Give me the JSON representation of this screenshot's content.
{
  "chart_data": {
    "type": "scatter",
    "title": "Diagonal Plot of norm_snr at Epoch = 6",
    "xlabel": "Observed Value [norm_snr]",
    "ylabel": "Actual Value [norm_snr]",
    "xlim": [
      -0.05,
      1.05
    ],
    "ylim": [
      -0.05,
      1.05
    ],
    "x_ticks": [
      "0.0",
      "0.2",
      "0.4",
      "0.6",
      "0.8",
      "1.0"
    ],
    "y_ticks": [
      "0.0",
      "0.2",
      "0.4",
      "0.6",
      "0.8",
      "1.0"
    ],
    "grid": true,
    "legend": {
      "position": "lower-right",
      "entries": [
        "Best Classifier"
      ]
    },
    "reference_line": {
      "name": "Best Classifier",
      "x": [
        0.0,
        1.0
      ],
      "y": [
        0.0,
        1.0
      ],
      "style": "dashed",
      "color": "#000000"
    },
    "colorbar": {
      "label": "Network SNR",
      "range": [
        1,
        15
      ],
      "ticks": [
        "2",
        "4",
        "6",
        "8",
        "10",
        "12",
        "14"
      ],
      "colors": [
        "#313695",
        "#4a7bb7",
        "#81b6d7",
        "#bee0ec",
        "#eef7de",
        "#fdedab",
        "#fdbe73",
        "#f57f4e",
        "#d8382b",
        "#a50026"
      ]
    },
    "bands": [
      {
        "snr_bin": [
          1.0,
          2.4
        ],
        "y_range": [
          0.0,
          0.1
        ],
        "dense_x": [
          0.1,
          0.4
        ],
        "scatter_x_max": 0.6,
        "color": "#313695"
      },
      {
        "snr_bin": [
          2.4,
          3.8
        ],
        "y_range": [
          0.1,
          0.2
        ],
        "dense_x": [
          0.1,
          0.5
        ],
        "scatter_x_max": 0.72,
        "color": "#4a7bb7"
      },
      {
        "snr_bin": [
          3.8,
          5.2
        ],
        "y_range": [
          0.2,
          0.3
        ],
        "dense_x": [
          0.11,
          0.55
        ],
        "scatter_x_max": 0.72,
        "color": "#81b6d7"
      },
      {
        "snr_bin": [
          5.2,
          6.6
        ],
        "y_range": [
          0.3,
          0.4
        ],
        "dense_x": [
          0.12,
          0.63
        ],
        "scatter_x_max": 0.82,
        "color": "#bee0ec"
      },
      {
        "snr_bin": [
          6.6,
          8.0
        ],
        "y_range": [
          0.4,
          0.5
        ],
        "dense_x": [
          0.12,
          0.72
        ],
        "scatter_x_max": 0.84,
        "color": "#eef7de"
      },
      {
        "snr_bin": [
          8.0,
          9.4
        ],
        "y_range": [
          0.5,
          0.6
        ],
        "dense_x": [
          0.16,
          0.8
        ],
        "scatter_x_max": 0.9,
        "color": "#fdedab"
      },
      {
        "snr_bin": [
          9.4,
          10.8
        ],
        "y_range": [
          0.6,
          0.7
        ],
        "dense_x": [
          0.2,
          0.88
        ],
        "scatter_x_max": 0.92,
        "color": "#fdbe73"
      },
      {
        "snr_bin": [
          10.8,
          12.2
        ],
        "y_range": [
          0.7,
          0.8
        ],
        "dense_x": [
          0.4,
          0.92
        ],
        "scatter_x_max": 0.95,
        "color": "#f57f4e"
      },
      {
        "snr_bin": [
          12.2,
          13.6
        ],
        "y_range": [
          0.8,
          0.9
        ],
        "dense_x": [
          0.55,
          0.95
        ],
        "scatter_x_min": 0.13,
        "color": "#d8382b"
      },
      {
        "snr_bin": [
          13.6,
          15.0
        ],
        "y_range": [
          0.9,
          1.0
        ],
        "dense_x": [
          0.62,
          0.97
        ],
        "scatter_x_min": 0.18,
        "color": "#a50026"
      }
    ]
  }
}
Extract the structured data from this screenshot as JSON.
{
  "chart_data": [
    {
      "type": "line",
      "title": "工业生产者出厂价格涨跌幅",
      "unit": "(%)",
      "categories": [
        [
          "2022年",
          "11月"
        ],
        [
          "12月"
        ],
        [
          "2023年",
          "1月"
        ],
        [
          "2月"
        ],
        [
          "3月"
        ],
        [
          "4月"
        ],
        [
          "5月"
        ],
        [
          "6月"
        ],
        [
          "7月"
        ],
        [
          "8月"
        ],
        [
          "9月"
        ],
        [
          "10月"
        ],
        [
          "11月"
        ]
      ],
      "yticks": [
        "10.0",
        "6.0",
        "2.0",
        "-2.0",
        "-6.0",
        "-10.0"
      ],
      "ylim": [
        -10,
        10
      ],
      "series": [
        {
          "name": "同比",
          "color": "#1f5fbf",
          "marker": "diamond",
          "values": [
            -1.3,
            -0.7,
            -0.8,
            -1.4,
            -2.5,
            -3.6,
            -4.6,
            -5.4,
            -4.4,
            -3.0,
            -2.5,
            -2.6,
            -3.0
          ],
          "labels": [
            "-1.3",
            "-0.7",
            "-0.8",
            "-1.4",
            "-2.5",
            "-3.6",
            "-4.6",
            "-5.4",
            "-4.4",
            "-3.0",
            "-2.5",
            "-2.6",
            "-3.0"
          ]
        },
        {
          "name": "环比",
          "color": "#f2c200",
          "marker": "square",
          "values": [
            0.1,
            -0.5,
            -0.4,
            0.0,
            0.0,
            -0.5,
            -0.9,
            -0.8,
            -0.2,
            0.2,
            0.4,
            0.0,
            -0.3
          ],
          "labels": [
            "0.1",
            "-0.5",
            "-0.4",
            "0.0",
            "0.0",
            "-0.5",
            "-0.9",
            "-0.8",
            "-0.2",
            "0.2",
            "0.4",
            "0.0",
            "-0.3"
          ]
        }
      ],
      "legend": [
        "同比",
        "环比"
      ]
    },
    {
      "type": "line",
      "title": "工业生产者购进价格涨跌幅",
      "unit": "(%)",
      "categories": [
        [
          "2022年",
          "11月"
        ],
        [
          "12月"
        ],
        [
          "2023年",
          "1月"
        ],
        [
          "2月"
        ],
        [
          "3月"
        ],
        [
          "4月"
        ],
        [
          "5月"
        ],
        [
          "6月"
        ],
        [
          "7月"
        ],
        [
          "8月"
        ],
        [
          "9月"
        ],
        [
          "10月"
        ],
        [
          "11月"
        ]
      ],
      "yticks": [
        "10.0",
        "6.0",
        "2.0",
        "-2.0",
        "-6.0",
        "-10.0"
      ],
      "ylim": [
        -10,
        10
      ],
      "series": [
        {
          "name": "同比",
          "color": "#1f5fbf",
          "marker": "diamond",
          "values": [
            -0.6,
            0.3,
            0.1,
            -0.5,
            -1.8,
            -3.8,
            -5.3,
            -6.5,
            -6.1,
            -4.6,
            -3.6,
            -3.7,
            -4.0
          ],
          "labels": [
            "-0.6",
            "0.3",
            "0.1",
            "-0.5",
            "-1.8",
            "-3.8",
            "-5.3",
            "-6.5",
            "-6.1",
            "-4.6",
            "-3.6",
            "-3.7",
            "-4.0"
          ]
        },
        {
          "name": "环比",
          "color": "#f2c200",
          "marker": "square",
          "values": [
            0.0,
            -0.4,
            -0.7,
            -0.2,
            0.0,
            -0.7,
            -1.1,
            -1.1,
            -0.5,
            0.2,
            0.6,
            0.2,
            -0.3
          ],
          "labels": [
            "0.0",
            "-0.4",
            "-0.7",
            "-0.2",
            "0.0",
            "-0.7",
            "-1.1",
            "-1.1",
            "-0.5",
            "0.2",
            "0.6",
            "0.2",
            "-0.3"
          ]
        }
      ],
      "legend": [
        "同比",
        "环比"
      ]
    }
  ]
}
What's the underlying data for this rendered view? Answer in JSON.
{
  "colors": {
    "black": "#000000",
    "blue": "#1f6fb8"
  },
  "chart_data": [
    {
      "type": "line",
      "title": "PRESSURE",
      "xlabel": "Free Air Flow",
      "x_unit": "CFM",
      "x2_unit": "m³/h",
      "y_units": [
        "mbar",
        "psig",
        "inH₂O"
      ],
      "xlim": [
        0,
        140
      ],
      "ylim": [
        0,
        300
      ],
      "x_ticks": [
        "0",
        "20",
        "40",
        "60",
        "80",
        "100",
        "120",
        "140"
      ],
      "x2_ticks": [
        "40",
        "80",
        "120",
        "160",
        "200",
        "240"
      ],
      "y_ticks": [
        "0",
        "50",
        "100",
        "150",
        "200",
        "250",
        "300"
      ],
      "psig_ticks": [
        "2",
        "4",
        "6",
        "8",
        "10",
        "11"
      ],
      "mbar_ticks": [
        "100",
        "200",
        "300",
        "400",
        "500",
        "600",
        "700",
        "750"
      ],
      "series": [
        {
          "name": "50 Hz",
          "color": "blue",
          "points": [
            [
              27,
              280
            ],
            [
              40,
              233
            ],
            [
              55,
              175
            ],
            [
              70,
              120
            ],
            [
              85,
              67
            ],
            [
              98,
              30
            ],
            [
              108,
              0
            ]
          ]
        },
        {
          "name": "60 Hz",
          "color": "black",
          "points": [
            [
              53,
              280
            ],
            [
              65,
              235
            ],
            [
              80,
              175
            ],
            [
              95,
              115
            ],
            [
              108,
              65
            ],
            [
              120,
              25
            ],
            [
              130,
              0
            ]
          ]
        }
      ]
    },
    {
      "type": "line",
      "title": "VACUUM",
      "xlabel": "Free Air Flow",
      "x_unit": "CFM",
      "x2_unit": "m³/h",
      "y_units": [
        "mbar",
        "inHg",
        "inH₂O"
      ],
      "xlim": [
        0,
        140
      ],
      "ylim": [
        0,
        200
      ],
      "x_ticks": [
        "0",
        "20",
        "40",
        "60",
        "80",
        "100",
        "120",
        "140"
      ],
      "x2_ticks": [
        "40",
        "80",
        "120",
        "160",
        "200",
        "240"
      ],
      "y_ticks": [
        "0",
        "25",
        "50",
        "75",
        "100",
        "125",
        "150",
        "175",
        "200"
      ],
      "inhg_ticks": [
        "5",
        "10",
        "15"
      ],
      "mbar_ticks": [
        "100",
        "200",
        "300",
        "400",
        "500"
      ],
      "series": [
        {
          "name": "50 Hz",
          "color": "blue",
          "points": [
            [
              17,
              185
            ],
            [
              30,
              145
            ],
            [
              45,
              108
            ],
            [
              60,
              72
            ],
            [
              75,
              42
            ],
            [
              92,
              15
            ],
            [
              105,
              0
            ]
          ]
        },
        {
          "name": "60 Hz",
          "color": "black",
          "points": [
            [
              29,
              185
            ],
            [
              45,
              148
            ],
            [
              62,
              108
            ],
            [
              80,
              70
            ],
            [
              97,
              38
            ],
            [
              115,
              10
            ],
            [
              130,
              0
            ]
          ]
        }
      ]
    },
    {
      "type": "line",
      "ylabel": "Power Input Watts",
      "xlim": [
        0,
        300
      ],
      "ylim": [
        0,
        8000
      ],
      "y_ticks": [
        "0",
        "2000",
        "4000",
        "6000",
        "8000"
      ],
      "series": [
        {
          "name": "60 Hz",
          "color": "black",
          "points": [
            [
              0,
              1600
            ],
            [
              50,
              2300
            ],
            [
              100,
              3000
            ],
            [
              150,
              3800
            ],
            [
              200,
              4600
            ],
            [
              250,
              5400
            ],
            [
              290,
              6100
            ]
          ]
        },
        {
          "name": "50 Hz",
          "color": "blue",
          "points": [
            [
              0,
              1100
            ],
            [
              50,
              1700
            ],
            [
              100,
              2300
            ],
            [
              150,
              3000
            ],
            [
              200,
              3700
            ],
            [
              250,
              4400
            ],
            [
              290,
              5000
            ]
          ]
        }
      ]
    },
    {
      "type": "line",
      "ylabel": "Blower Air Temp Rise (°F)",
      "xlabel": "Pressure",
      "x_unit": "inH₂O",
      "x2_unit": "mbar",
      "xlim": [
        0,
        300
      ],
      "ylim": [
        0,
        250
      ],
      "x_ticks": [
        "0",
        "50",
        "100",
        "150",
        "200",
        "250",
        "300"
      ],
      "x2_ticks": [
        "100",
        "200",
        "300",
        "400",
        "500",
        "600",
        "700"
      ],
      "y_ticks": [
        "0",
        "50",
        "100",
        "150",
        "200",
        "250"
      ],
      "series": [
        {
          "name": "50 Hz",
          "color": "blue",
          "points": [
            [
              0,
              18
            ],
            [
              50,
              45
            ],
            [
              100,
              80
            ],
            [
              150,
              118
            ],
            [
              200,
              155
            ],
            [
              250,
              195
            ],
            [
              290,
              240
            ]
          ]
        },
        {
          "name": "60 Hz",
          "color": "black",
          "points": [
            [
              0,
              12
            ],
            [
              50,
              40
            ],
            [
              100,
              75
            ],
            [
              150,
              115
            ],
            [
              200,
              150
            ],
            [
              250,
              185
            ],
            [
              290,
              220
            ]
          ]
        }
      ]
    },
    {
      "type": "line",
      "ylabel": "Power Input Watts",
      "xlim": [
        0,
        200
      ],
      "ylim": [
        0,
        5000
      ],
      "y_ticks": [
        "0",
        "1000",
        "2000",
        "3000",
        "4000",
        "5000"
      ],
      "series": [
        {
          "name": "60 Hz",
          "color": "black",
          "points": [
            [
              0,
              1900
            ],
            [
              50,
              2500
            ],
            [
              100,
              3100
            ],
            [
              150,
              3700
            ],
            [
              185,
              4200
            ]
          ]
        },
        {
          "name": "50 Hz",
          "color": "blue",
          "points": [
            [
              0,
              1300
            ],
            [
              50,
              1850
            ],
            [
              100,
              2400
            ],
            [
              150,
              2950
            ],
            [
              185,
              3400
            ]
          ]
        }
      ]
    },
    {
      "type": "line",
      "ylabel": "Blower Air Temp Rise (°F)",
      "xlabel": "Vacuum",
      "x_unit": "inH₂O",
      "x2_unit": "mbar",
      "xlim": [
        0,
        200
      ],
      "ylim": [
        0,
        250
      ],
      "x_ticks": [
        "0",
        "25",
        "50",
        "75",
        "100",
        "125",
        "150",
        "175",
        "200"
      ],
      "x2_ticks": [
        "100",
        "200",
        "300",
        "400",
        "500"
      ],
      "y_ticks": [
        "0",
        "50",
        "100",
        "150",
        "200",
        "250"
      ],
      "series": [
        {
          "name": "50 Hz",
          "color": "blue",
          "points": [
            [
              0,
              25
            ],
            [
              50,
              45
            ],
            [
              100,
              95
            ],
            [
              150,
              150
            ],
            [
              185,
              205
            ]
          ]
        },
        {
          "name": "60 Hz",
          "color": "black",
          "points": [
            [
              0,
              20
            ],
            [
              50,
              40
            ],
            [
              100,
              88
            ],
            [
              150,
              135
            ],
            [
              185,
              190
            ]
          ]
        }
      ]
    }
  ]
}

——

▶ **Prompt**:
How many lines in the records above hold the word "Best"? Give only the number.

▶ **Finished answer**:
2